> Work required
What follows is a listing; restate every line of it word for word.
====== Supplied data ======
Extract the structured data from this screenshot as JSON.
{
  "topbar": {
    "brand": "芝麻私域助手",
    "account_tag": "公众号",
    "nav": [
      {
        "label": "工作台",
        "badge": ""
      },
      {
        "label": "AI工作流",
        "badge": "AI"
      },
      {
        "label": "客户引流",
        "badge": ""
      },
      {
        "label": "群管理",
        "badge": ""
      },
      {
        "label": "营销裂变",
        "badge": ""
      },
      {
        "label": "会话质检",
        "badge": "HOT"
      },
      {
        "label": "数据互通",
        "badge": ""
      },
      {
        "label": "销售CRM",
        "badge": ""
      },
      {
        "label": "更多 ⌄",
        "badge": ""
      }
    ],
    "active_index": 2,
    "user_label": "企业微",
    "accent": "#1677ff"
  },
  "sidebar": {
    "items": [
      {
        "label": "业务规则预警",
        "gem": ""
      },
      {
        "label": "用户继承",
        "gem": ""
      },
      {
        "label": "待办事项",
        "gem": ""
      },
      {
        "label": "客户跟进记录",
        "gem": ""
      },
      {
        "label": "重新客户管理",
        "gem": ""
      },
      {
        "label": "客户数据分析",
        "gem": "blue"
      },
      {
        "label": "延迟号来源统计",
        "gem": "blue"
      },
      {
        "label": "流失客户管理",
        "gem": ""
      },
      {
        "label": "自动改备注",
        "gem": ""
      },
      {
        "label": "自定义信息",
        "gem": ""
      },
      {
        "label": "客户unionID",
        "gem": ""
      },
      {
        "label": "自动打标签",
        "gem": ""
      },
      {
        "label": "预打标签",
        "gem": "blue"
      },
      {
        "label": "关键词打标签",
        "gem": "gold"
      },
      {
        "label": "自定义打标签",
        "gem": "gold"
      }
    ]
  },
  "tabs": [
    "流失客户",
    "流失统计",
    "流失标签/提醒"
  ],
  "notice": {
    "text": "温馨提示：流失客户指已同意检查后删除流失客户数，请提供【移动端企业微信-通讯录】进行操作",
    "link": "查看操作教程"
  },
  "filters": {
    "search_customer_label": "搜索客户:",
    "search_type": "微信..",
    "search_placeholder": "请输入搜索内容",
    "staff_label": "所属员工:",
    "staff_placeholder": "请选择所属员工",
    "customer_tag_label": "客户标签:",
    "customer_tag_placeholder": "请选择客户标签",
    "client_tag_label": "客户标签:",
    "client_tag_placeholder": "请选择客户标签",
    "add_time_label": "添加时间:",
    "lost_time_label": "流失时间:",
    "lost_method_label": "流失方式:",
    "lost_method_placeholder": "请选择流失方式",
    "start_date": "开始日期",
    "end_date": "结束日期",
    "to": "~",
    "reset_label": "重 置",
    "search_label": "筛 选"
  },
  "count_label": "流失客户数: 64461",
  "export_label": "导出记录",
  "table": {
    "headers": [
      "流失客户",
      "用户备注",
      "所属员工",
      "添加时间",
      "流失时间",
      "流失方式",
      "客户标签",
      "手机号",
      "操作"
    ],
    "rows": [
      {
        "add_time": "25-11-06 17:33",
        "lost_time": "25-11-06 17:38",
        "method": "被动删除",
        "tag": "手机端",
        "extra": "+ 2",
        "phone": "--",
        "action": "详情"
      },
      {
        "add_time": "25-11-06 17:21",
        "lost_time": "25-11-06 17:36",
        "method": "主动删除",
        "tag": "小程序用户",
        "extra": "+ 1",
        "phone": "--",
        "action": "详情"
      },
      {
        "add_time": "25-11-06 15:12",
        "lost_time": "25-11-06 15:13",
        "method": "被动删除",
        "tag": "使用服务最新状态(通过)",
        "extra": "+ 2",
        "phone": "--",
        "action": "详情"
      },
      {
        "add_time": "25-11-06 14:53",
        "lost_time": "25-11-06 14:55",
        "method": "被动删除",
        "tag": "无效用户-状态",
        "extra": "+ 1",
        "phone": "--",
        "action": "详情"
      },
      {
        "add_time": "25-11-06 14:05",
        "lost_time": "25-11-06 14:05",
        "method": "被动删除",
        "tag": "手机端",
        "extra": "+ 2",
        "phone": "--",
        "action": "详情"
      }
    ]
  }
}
======
> Result of the exercise
Extract the structured data from this screenshot as JSON.
{
  "topbar": {
    "brand": "芝麻私域助手",
    "account_tag": "公众号",
    "nav": [
      {
        "label": "工作台",
        "badge": ""
      },
      {
        "label": "AI工作流",
        "badge": "AI"
      },
      {
        "label": "客户引流",
        "badge": ""
      },
      {
        "label": "群管理",
        "badge": ""
      },
      {
        "label": "营销裂变",
        "badge": ""
      },
      {
        "label": "会话质检",
        "badge": "HOT"
      },
      {
        "label": "数据互通",
        "badge": ""
      },
      {
        "label": "销售CRM",
        "badge": ""
      },
      {
        "label": "更多 ⌄",
        "badge": ""
      }
    ],
    "active_index": 2,
    "user_label": "企业微",
    "accent": "#1677ff"
  },
  "sidebar": {
    "items": [
      {
        "label": "业务规则预警",
        "gem": ""
      },
      {
        "label": "用户继承",
        "gem": ""
      },
      {
        "label": "待办事项",
        "gem": ""
      },
      {
        "label": "客户跟进记录",
        "gem": ""
      },
      {
        "label": "重新客户管理",
        "gem": ""
      },
      {
        "label": "客户数据分析",
        "gem": "blue"
      },
      {
        "label": "延迟号来源统计",
        "gem": "blue"
      },
      {
        "label": "流失客户管理",
        "gem": ""
      },
      {
        "label": "自动改备注",
        "gem": ""
      },
      {
        "label": "自定义信息",
        "gem": ""
      },
      {
        "label": "客户unionID",
        "gem": ""
      },
      {
        "label": "自动打标签",
        "gem": ""
      },
      {
        "label": "预打标签",
        "gem": "blue"
      },
      {
        "label": "关键词打标签",
        "gem": "gold"
      },
      {
        "label": "自定义打标签",
        "gem": "gold"
      }
    ]
  },
  "tabs": [
    "流失客户",
    "流失统计",
    "流失标签/提醒"
  ],
  "notice": {
    "text": "温馨提示：流失客户指已同意检查后删除流失客户数，请提供【移动端企业微信-通讯录】进行操作",
    "link": "查看操作教程"
  },
  "filters": {
    "search_customer_label": "搜索客户:",
    "search_type": "微信..",
    "search_placeholder": "请输入搜索内容",
    "staff_label": "所属员工:",
    "staff_placeholder": "请选择所属员工",
    "customer_tag_label": "客户标签:",
    "customer_tag_placeholder": "请选择客户标签",
    "client_tag_label": "客户标签:",
    "client_tag_placeholder": "请选择客户标签",
    "add_time_label": "添加时间:",
    "lost_time_label": "流失时间:",
    "lost_method_label": "流失方式:",
    "lost_method_placeholder": "请选择流失方式",
    "start_date": "开始日期",
    "end_date": "结束日期",
    "to": "~",
    "reset_label": "重 置",
    "search_label": "筛 选"
  },
  "count_label": "流失客户数: 64461",
  "export_label": "导出记录",
  "table": {
    "headers": [
      "流失客户",
      "用户备注",
      "所属员工",
      "添加时间",
      "流失时间",
      "流失方式",
      "客户标签",
      "手机号",
      "操作"
    ],
    "rows": [
      {
        "add_time": "25-11-06 17:33",
        "lost_time": "25-11-06 17:38",
        "method": "被动删除",
        "tag": "手机端",
        "extra": "+ 2",
        "phone": "--",
        "action": "详情"
      },
      {
        "add_time": "25-11-06 17:21",
        "lost_time": "25-11-06 17:36",
        "method": "主动删除",
        "tag": "小程序用户",
        "extra": "+ 1",
        "phone": "--",
        "action": "详情"
      },
      {
        "add_time": "25-11-06 15:12",
        "lost_time": "25-11-06 15:13",
        "method": "被动删除",
        "tag": "使用服务最新状态(通过)",
        "extra": "+ 2",
        "phone": "--",
        "action": "详情"
      },
      {
        "add_time": "25-11-06 14:53",
        "lost_time": "25-11-06 14:55",
        "method": "被动删除",
        "tag": "无效用户-状态",
        "extra": "+ 1",
        "phone": "--",
        "action": "详情"
      },
      {
        "add_time": "25-11-06 14:05",
        "lost_time": "25-11-06 14:05",
        "method": "被动删除",
        "tag": "手机端",
        "extra": "+ 2",
        "phone": "--",
        "action": "详情"
      }
    ]
  }
}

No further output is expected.